Given problem: Each entry below is to be printed verbatim.
-- begin Material shown --
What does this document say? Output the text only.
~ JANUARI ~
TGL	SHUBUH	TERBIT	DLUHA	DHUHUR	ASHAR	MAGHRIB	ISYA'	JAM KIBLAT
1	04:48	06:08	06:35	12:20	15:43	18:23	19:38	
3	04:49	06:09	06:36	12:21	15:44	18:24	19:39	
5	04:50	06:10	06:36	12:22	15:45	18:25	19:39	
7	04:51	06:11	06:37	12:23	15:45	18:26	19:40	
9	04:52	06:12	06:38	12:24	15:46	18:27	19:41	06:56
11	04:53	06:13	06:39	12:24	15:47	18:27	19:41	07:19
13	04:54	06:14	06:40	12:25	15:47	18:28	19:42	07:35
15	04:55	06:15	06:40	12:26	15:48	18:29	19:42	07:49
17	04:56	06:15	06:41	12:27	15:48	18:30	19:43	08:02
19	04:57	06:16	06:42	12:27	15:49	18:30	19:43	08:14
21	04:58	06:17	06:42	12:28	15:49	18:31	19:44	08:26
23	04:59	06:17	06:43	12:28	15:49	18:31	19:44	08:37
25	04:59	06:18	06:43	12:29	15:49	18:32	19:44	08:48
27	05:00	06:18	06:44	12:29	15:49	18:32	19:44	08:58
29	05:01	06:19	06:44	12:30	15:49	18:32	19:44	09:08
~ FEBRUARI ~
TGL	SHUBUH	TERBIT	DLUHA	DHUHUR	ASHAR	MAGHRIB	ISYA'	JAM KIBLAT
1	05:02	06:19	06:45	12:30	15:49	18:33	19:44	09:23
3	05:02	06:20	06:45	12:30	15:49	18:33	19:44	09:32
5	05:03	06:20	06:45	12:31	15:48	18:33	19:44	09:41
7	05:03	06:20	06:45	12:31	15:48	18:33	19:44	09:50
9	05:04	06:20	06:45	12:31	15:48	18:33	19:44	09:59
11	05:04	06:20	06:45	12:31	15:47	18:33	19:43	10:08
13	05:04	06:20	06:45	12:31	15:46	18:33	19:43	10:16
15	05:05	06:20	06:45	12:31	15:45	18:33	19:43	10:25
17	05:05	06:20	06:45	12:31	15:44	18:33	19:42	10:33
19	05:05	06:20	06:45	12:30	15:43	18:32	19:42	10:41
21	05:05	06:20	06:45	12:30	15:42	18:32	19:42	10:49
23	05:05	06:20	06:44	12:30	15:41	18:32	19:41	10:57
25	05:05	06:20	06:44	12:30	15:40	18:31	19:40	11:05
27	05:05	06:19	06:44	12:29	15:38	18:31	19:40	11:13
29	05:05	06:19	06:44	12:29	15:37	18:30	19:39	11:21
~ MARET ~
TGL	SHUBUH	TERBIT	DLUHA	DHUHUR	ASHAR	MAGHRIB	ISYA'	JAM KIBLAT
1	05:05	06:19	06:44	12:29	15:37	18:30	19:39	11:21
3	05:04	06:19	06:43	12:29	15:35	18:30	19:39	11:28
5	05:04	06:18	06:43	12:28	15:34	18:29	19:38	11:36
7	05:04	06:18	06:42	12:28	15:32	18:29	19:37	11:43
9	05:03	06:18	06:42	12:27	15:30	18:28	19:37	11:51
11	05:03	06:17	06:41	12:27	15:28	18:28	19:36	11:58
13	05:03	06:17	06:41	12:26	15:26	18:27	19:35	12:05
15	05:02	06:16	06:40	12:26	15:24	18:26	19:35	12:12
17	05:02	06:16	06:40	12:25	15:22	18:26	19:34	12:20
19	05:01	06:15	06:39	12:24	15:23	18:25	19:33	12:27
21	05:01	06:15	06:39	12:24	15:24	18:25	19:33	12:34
-- end Material shown --
Complete response:
What does this document say? Output the text only.
~ JANUARI ~
TGL	SHUBUH	TERBIT	DLUHA	DHUHUR	ASHAR	MAGHRIB	ISYA'	JAM KIBLAT
1	04:48	06:08	06:35	12:20	15:43	18:23	19:38	
3	04:49	06:09	06:36	12:21	15:44	18:24	19:39	
5	04:50	06:10	06:36	12:22	15:45	18:25	19:39	
7	04:51	06:11	06:37	12:23	15:45	18:26	19:40	
9	04:52	06:12	06:38	12:24	15:46	18:27	19:41	06:56
11	04:53	06:13	06:39	12:24	15:47	18:27	19:41	07:19
13	04:54	06:14	06:40	12:25	15:47	18:28	19:42	07:35
15	04:55	06:15	06:40	12:26	15:48	18:29	19:42	07:49
17	04:56	06:15	06:41	12:27	15:48	18:30	19:43	08:02
19	04:57	06:16	06:42	12:27	15:49	18:30	19:43	08:14
21	04:58	06:17	06:42	12:28	15:49	18:31	19:44	08:26
23	04:59	06:17	06:43	12:28	15:49	18:31	19:44	08:37
25	04:59	06:18	06:43	12:29	15:49	18:32	19:44	08:48
27	05:00	06:18	06:44	12:29	15:49	18:32	19:44	08:58
29	05:01	06:19	06:44	12:30	15:49	18:32	19:44	09:08
~ FEBRUARI ~
TGL	SHUBUH	TERBIT	DLUHA	DHUHUR	ASHAR	MAGHRIB	ISYA'	JAM KIBLAT
1	05:02	06:19	06:45	12:30	15:49	18:33	19:44	09:23
3	05:02	06:20	06:45	12:30	15:49	18:33	19:44	09:32
5	05:03	06:20	06:45	12:31	15:48	18:33	19:44	09:41
7	05:03	06:20	06:45	12:31	15:48	18:33	19:44	09:50
9	05:04	06:20	06:45	12:31	15:48	18:33	19:44	09:59
11	05:04	06:20	06:45	12:31	15:47	18:33	19:43	10:08
13	05:04	06:20	06:45	12:31	15:46	18:33	19:43	10:16
15	05:05	06:20	06:45	12:31	15:45	18:33	19:43	10:25
17	05:05	06:20	06:45	12:31	15:44	18:33	19:42	10:33
19	05:05	06:20	06:45	12:30	15:43	18:32	19:42	10:41
21	05:05	06:20	06:45	12:30	15:42	18:32	19:42	10:49
23	05:05	06:20	06:44	12:30	15:41	18:32	19:41	10:57
25	05:05	06:20	06:44	12:30	15:40	18:31	19:40	11:05
27	05:05	06:19	06:44	12:29	15:38	18:31	19:40	11:13
29	05:05	06:19	06:44	12:29	15:37	18:30	19:39	11:21
~ MARET ~
TGL	SHUBUH	TERBIT	DLUHA	DHUHUR	ASHAR	MAGHRIB	ISYA'	JAM KIBLAT
1	05:05	06:19	06:44	12:29	15:37	18:30	19:39	11:21
3	05:04	06:19	06:43	12:29	15:35	18:30	19:39	11:28
5	05:04	06:18	06:43	12:28	15:34	18:29	19:38	11:36
7	05:04	06:18	06:42	12:28	15:32	18:29	19:37	11:43
9	05:03	06:18	06:42	12:27	15:30	18:28	19:37	11:51
11	05:03	06:17	06:41	12:27	15:28	18:28	19:36	11:58
13	05:03	06:17	06:41	12:26	15:26	18:27	19:35	12:05
15	05:02	06:16	06:40	12:26	15:24	18:26	19:35	12:12
17	05:02	06:16	06:40	12:25	15:22	18:26	19:34	12:20
19	05:01	06:15	06:39	12:24	15:23	18:25	19:33	12:27
21	05:01	06:15	06:39	12:24	15:24	18:25	19:33	12:34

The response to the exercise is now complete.